The exercise: Your task is to repeat the lines below exactly, excluding any pictures they contain.

Extracted records:

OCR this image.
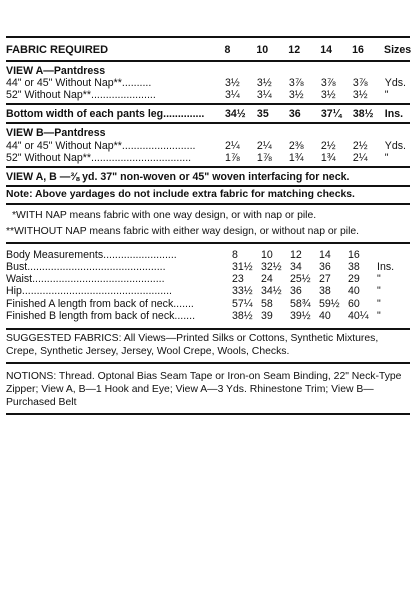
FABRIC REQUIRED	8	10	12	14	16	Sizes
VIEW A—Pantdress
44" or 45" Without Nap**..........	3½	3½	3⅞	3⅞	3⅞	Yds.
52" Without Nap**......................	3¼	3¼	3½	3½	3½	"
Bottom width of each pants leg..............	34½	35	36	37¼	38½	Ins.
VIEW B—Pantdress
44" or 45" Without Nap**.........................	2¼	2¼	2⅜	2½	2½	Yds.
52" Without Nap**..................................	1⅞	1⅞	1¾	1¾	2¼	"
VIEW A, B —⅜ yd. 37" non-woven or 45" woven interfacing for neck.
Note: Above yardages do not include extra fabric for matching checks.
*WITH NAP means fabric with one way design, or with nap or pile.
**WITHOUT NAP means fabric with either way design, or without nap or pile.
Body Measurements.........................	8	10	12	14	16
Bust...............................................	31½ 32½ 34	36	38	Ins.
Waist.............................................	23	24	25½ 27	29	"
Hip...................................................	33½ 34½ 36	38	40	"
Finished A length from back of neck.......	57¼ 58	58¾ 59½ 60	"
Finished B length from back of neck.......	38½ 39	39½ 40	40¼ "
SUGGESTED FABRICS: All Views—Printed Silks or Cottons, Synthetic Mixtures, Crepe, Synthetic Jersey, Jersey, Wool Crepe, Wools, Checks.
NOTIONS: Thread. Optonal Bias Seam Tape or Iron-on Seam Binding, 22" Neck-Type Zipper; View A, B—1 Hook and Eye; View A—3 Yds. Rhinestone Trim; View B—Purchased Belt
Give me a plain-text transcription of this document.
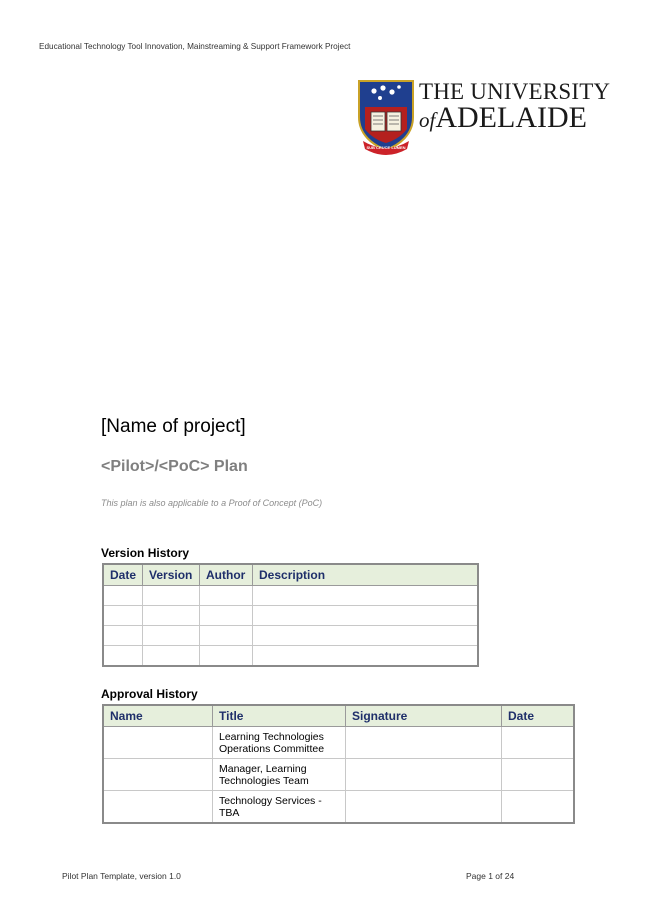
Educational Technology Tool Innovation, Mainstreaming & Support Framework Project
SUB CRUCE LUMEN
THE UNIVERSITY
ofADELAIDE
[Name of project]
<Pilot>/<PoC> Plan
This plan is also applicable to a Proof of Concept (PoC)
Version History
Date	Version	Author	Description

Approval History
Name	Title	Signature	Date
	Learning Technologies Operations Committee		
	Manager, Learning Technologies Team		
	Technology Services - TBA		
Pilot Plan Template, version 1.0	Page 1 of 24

Full answer:
OCR this image.
FABRIC REQUIRED	8	10	12	14	16	Sizes
VIEW A—Pantdress
44" or 45" Without Nap**..........	3½	3½	3⅞	3⅞	3⅞	Yds.
52" Without Nap**......................	3¼	3¼	3½	3½	3½	"
Bottom width of each pants leg..............	34½	35	36	37¼	38½	Ins.
VIEW B—Pantdress
44" or 45" Without Nap**.........................	2¼	2¼	2⅜	2½	2½	Yds.
52" Without Nap**..................................	1⅞	1⅞	1¾	1¾	2¼	"
VIEW A, B —⅜ yd. 37" non-woven or 45" woven interfacing for neck.
Note: Above yardages do not include extra fabric for matching checks.
*WITH NAP means fabric with one way design, or with nap or pile.
**WITHOUT NAP means fabric with either way design, or without nap or pile.
Body Measurements.........................	8	10	12	14	16
Bust...............................................	31½ 32½ 34	36	38	Ins.
Waist.............................................	23	24	25½ 27	29	"
Hip...................................................	33½ 34½ 36	38	40	"
Finished A length from back of neck.......	57¼ 58	58¾ 59½ 60	"
Finished B length from back of neck.......	38½ 39	39½ 40	40¼ "
SUGGESTED FABRICS: All Views—Printed Silks or Cottons, Synthetic Mixtures, Crepe, Synthetic Jersey, Jersey, Wool Crepe, Wools, Checks.
NOTIONS: Thread. Optonal Bias Seam Tape or Iron-on Seam Binding, 22" Neck-Type Zipper; View A, B—1 Hook and Eye; View A—3 Yds. Rhinestone Trim; View B—Purchased Belt
Give me a plain-text transcription of this document.
Educational Technology Tool Innovation, Mainstreaming & Support Framework Project
SUB CRUCE LUMEN
THE UNIVERSITY
ofADELAIDE
[Name of project]
<Pilot>/<PoC> Plan
This plan is also applicable to a Proof of Concept (PoC)
Version History
Date	Version	Author	Description

Approval History
Name	Title	Signature	Date
	Learning Technologies Operations Committee		
	Manager, Learning Technologies Team		
	Technology Services - TBA		
Pilot Plan Template, version 1.0	Page 1 of 24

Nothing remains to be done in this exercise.